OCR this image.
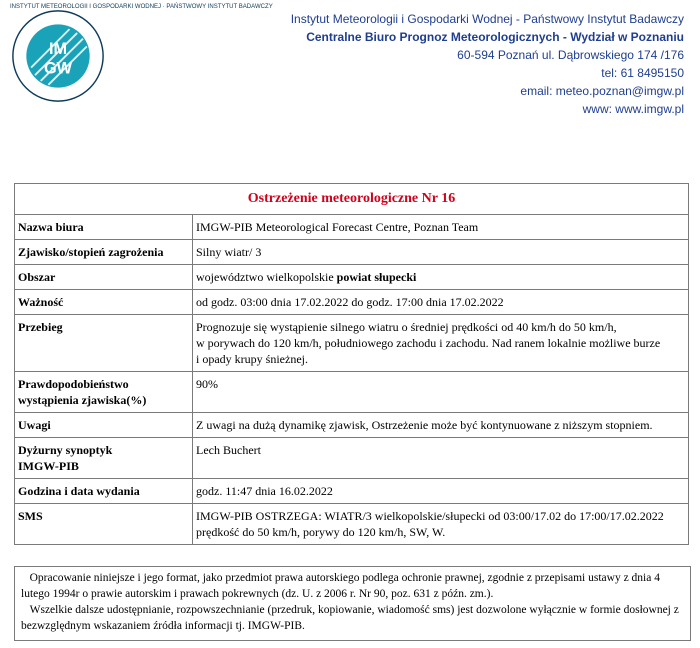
INSTYTUT METEOROLOGII I GOSPODARKI WODNEJ · PAŃSTWOWY INSTYTUT BADAWCZY
IM
GW
Instytut Meteorologii i Gospodarki Wodnej - Państwowy Instytut Badawczy
Centralne Biuro Prognoz Meteorologicznych - Wydział w Poznaniu
60-594 Poznań ul. Dąbrowskiego 174 /176
tel: 61 8495150
email: meteo.poznan@imgw.pl
www: www.imgw.pl
Ostrzeżenie meteorologiczne Nr 16	
Nazwa biura	IMGW-PIB Meteorological Forecast Centre, Poznan Team
Zjawisko/stopień zagrożenia	Silny wiatr/ 3
Obszar	województwo wielkopolskie powiat słupecki
Ważność	od godz. 03:00 dnia 17.02.2022 do godz. 17:00 dnia 17.02.2022
Przebieg	Prognozuje się wystąpienie silnego wiatru o średniej prędkości od 40 km/h do 50 km/h,
w porywach do 120 km/h, południowego zachodu i zachodu. Nad ranem lokalnie możliwe burze
i opady krupy śnieżnej.

Prawdopodobieństwo
wystąpienia zjawiska(%)	90%
Uwagi	Z uwagi na dużą dynamikę zjawisk, Ostrzeżenie może być kontynuowane z niższym stopniem.

Dyżurny synoptyk
IMGW-PIB	Lech Buchert
Godzina i data wydania	godz. 11:47 dnia 16.02.2022
SMS	IMGW-PIB OSTRZEGA: WIATR/3 wielkopolskie/słupecki od 03:00/17.02 do 17:00/17.02.2022
prędkość do 50 km/h, porywy do 120 km/h, SW, W.

Opracowanie niniejsze i jego format, jako przedmiot prawa autorskiego podlega ochronie prawnej, zgodnie z przepisami ustawy z dnia 4 lutego 1994r o prawie autorskim i prawach pokrewnych (dz. U. z 2006 r. Nr 90, poz. 631 z późn. zm.).

Wszelkie dalsze udostępnianie, rozpowszechnianie (przedruk, kopiowanie, wiadomość sms) jest dozwolone wyłącznie w formie dosłownej z bezwzględnym wskazaniem źródła informacji tj. IMGW-PIB.
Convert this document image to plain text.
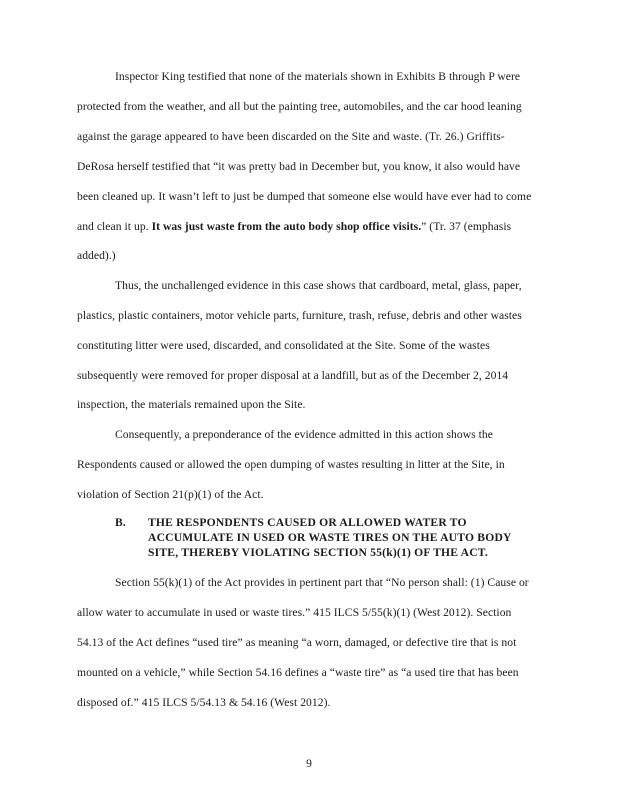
Inspector King testified that none of the materials shown in Exhibits B through P were
protected from the weather, and all but the painting tree, automobiles, and the car hood leaning
against the garage appeared to have been discarded on the Site and waste. (Tr. 26.) Griffits-
DeRosa herself testified that “it was pretty bad in December but, you know, it also would have
been cleaned up. It wasn’t left to just be dumped that someone else would have ever had to come
and clean it up. It was just waste from the auto body shop office visits.” (Tr. 37 (emphasis
added).)
Thus, the unchallenged evidence in this case shows that cardboard, metal, glass, paper,
plastics, plastic containers, motor vehicle parts, furniture, trash, refuse, debris and other wastes
constituting litter were used, discarded, and consolidated at the Site. Some of the wastes
subsequently were removed for proper disposal at a landfill, but as of the December 2, 2014
inspection, the materials remained upon the Site.
Consequently, a preponderance of the evidence admitted in this action shows the
Respondents caused or allowed the open dumping of wastes resulting in litter at the Site, in
violation of Section 21(p)(1) of the Act.
B. THE RESPONDENTS CAUSED OR ALLOWED WATER TO
ACCUMULATE IN USED OR WASTE TIRES ON THE AUTO BODY
SITE, THEREBY VIOLATING SECTION 55(k)(1) OF THE ACT.
Section 55(k)(1) of the Act provides in pertinent part that “No person shall: (1) Cause or
allow water to accumulate in used or waste tires.” 415 ILCS 5/55(k)(1) (West 2012). Section
54.13 of the Act defines “used tire” as meaning “a worn, damaged, or defective tire that is not
mounted on a vehicle,” while Section 54.16 defines a “waste tire” as “a used tire that has been
disposed of.” 415 ILCS 5/54.13 & 54.16 (West 2012).
9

■ **What you will do**
Your task is to return the entries above exactly, with no pictures.

■ **Final result**
OCR this image.
INSTYTUT METEOROLOGII I GOSPODARKI WODNEJ · PAŃSTWOWY INSTYTUT BADAWCZY
IM
GW
Instytut Meteorologii i Gospodarki Wodnej - Państwowy Instytut Badawczy
Centralne Biuro Prognoz Meteorologicznych - Wydział w Poznaniu
60-594 Poznań ul. Dąbrowskiego 174 /176
tel: 61 8495150
email: meteo.poznan@imgw.pl
www: www.imgw.pl
Ostrzeżenie meteorologiczne Nr 16	
Nazwa biura	IMGW-PIB Meteorological Forecast Centre, Poznan Team
Zjawisko/stopień zagrożenia	Silny wiatr/ 3
Obszar	województwo wielkopolskie powiat słupecki
Ważność	od godz. 03:00 dnia 17.02.2022 do godz. 17:00 dnia 17.02.2022
Przebieg	Prognozuje się wystąpienie silnego wiatru o średniej prędkości od 40 km/h do 50 km/h,
w porywach do 120 km/h, południowego zachodu i zachodu. Nad ranem lokalnie możliwe burze
i opady krupy śnieżnej.

Prawdopodobieństwo
wystąpienia zjawiska(%)	90%
Uwagi	Z uwagi na dużą dynamikę zjawisk, Ostrzeżenie może być kontynuowane z niższym stopniem.

Dyżurny synoptyk
IMGW-PIB	Lech Buchert
Godzina i data wydania	godz. 11:47 dnia 16.02.2022
SMS	IMGW-PIB OSTRZEGA: WIATR/3 wielkopolskie/słupecki od 03:00/17.02 do 17:00/17.02.2022
prędkość do 50 km/h, porywy do 120 km/h, SW, W.

Opracowanie niniejsze i jego format, jako przedmiot prawa autorskiego podlega ochronie prawnej, zgodnie z przepisami ustawy z dnia 4 lutego 1994r o prawie autorskim i prawach pokrewnych (dz. U. z 2006 r. Nr 90, poz. 631 z późn. zm.).

Wszelkie dalsze udostępnianie, rozpowszechnianie (przedruk, kopiowanie, wiadomość sms) jest dozwolone wyłącznie w formie dosłownej z bezwzględnym wskazaniem źródła informacji tj. IMGW-PIB.
Convert this document image to plain text.
Inspector King testified that none of the materials shown in Exhibits B through P were
protected from the weather, and all but the painting tree, automobiles, and the car hood leaning
against the garage appeared to have been discarded on the Site and waste. (Tr. 26.) Griffits-
DeRosa herself testified that “it was pretty bad in December but, you know, it also would have
been cleaned up. It wasn’t left to just be dumped that someone else would have ever had to come
and clean it up. It was just waste from the auto body shop office visits.” (Tr. 37 (emphasis
added).)
Thus, the unchallenged evidence in this case shows that cardboard, metal, glass, paper,
plastics, plastic containers, motor vehicle parts, furniture, trash, refuse, debris and other wastes
constituting litter were used, discarded, and consolidated at the Site. Some of the wastes
subsequently were removed for proper disposal at a landfill, but as of the December 2, 2014
inspection, the materials remained upon the Site.
Consequently, a preponderance of the evidence admitted in this action shows the
Respondents caused or allowed the open dumping of wastes resulting in litter at the Site, in
violation of Section 21(p)(1) of the Act.
B. THE RESPONDENTS CAUSED OR ALLOWED WATER TO
ACCUMULATE IN USED OR WASTE TIRES ON THE AUTO BODY
SITE, THEREBY VIOLATING SECTION 55(k)(1) OF THE ACT.
Section 55(k)(1) of the Act provides in pertinent part that “No person shall: (1) Cause or
allow water to accumulate in used or waste tires.” 415 ILCS 5/55(k)(1) (West 2012). Section
54.13 of the Act defines “used tire” as meaning “a worn, damaged, or defective tire that is not
mounted on a vehicle,” while Section 54.16 defines a “waste tire” as “a used tire that has been
disposed of.” 415 ILCS 5/54.13 & 54.16 (West 2012).
9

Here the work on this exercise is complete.